Given request: Reproduce each line exactly.

[Dataset entries]
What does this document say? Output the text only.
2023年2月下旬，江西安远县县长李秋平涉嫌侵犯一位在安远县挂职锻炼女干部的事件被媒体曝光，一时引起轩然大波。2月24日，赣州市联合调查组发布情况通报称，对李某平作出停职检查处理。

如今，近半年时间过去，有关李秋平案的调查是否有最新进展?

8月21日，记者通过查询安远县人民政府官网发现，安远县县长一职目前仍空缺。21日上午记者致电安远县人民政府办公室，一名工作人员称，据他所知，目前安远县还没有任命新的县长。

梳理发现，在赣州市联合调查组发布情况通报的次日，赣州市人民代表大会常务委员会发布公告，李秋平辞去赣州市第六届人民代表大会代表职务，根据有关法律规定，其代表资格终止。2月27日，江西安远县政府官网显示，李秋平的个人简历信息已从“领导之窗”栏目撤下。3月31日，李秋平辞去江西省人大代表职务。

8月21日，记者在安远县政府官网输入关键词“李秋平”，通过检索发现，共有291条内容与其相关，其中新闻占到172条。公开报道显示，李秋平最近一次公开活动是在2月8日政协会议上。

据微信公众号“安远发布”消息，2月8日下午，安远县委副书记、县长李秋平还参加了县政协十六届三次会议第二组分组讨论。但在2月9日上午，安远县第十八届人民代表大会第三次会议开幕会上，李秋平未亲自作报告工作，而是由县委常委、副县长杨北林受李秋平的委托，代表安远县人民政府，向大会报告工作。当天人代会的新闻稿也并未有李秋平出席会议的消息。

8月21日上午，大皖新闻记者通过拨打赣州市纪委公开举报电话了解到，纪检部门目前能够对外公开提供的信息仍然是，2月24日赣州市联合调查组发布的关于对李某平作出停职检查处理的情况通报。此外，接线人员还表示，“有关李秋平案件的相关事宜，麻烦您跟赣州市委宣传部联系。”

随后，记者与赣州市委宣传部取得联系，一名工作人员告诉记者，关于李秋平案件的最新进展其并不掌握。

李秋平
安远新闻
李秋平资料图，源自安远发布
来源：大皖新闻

Worked solution:
What does this document say? Output the text only.
2023年2月下旬，江西安远县县长李秋平涉嫌侵犯一位在安远县挂职锻炼女干部的事件被媒体曝光，一时引起轩然大波。2月24日，赣州市联合调查组发布情况通报称，对李某平作出停职检查处理。

如今，近半年时间过去，有关李秋平案的调查是否有最新进展?

8月21日，记者通过查询安远县人民政府官网发现，安远县县长一职目前仍空缺。21日上午记者致电安远县人民政府办公室，一名工作人员称，据他所知，目前安远县还没有任命新的县长。

梳理发现，在赣州市联合调查组发布情况通报的次日，赣州市人民代表大会常务委员会发布公告，李秋平辞去赣州市第六届人民代表大会代表职务，根据有关法律规定，其代表资格终止。2月27日，江西安远县政府官网显示，李秋平的个人简历信息已从“领导之窗”栏目撤下。3月31日，李秋平辞去江西省人大代表职务。

8月21日，记者在安远县政府官网输入关键词“李秋平”，通过检索发现，共有291条内容与其相关，其中新闻占到172条。公开报道显示，李秋平最近一次公开活动是在2月8日政协会议上。

据微信公众号“安远发布”消息，2月8日下午，安远县委副书记、县长李秋平还参加了县政协十六届三次会议第二组分组讨论。但在2月9日上午，安远县第十八届人民代表大会第三次会议开幕会上，李秋平未亲自作报告工作，而是由县委常委、副县长杨北林受李秋平的委托，代表安远县人民政府，向大会报告工作。当天人代会的新闻稿也并未有李秋平出席会议的消息。

8月21日上午，大皖新闻记者通过拨打赣州市纪委公开举报电话了解到，纪检部门目前能够对外公开提供的信息仍然是，2月24日赣州市联合调查组发布的关于对李某平作出停职检查处理的情况通报。此外，接线人员还表示，“有关李秋平案件的相关事宜，麻烦您跟赣州市委宣传部联系。”

随后，记者与赣州市委宣传部取得联系，一名工作人员告诉记者，关于李秋平案件的最新进展其并不掌握。

李秋平
安远新闻
李秋平资料图，源自安远发布
来源：大皖新闻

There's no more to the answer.